▶ _Task description_:
Go through the listing and copy every line word for word.

(Data records)
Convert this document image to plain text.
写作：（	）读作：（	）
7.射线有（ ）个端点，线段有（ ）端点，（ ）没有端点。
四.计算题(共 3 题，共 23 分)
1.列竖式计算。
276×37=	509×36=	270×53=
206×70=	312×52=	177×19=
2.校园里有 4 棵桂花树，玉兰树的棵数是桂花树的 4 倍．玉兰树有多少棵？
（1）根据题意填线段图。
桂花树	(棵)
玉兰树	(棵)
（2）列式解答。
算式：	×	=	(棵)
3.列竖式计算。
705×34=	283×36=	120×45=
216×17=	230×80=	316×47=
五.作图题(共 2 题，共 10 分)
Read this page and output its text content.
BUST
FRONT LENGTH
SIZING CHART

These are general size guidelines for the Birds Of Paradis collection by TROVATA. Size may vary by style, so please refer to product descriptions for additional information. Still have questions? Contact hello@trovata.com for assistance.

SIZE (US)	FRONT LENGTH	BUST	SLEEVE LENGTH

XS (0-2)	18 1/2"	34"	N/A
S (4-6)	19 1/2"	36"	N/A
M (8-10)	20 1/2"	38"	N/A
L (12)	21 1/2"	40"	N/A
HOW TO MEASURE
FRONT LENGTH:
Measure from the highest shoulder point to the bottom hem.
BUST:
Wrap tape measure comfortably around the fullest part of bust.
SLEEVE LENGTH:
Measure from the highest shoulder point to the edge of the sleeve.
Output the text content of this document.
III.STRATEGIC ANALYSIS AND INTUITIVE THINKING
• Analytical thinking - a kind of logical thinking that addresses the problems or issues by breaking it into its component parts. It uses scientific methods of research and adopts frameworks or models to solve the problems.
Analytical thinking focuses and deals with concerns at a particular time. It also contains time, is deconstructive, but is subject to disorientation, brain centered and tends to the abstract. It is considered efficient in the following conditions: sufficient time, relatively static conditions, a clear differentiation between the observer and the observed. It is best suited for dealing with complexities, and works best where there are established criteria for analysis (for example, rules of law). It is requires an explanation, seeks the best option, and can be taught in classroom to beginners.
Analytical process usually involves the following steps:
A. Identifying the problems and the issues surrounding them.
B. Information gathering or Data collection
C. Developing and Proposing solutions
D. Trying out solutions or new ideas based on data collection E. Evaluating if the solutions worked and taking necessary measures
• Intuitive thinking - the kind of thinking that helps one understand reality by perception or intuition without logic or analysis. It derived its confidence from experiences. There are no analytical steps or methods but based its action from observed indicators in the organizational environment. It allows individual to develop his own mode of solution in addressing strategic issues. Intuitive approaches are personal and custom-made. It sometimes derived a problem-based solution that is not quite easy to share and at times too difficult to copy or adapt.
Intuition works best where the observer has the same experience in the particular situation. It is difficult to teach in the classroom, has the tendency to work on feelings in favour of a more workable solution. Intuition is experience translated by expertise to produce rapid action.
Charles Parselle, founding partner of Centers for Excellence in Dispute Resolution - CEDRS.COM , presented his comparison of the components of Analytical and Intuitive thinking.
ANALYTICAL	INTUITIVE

▶ _Written answer_:
Convert this document image to plain text.
写作：（	）读作：（	）
7.射线有（ ）个端点，线段有（ ）端点，（ ）没有端点。
四.计算题(共 3 题，共 23 分)
1.列竖式计算。
276×37=	509×36=	270×53=
206×70=	312×52=	177×19=
2.校园里有 4 棵桂花树，玉兰树的棵数是桂花树的 4 倍．玉兰树有多少棵？
（1）根据题意填线段图。
桂花树	(棵)
玉兰树	(棵)
（2）列式解答。
算式：	×	=	(棵)
3.列竖式计算。
705×34=	283×36=	120×45=
216×17=	230×80=	316×47=
五.作图题(共 2 题，共 10 分)
Read this page and output its text content.
BUST
FRONT LENGTH
SIZING CHART

These are general size guidelines for the Birds Of Paradis collection by TROVATA. Size may vary by style, so please refer to product descriptions for additional information. Still have questions? Contact hello@trovata.com for assistance.

SIZE (US)	FRONT LENGTH	BUST	SLEEVE LENGTH

XS (0-2)	18 1/2"	34"	N/A
S (4-6)	19 1/2"	36"	N/A
M (8-10)	20 1/2"	38"	N/A
L (12)	21 1/2"	40"	N/A
HOW TO MEASURE
FRONT LENGTH:
Measure from the highest shoulder point to the bottom hem.
BUST:
Wrap tape measure comfortably around the fullest part of bust.
SLEEVE LENGTH:
Measure from the highest shoulder point to the edge of the sleeve.
Output the text content of this document.
III.STRATEGIC ANALYSIS AND INTUITIVE THINKING
• Analytical thinking - a kind of logical thinking that addresses the problems or issues by breaking it into its component parts. It uses scientific methods of research and adopts frameworks or models to solve the problems.
Analytical thinking focuses and deals with concerns at a particular time. It also contains time, is deconstructive, but is subject to disorientation, brain centered and tends to the abstract. It is considered efficient in the following conditions: sufficient time, relatively static conditions, a clear differentiation between the observer and the observed. It is best suited for dealing with complexities, and works best where there are established criteria for analysis (for example, rules of law). It is requires an explanation, seeks the best option, and can be taught in classroom to beginners.
Analytical process usually involves the following steps:
A. Identifying the problems and the issues surrounding them.
B. Information gathering or Data collection
C. Developing and Proposing solutions
D. Trying out solutions or new ideas based on data collection E. Evaluating if the solutions worked and taking necessary measures
• Intuitive thinking - the kind of thinking that helps one understand reality by perception or intuition without logic or analysis. It derived its confidence from experiences. There are no analytical steps or methods but based its action from observed indicators in the organizational environment. It allows individual to develop his own mode of solution in addressing strategic issues. Intuitive approaches are personal and custom-made. It sometimes derived a problem-based solution that is not quite easy to share and at times too difficult to copy or adapt.
Intuition works best where the observer has the same experience in the particular situation. It is difficult to teach in the classroom, has the tendency to work on feelings in favour of a more workable solution. Intuition is experience translated by expertise to produce rapid action.
Charles Parselle, founding partner of Centers for Excellence in Dispute Resolution - CEDRS.COM , presented his comparison of the components of Analytical and Intuitive thinking.
ANALYTICAL	INTUITIVE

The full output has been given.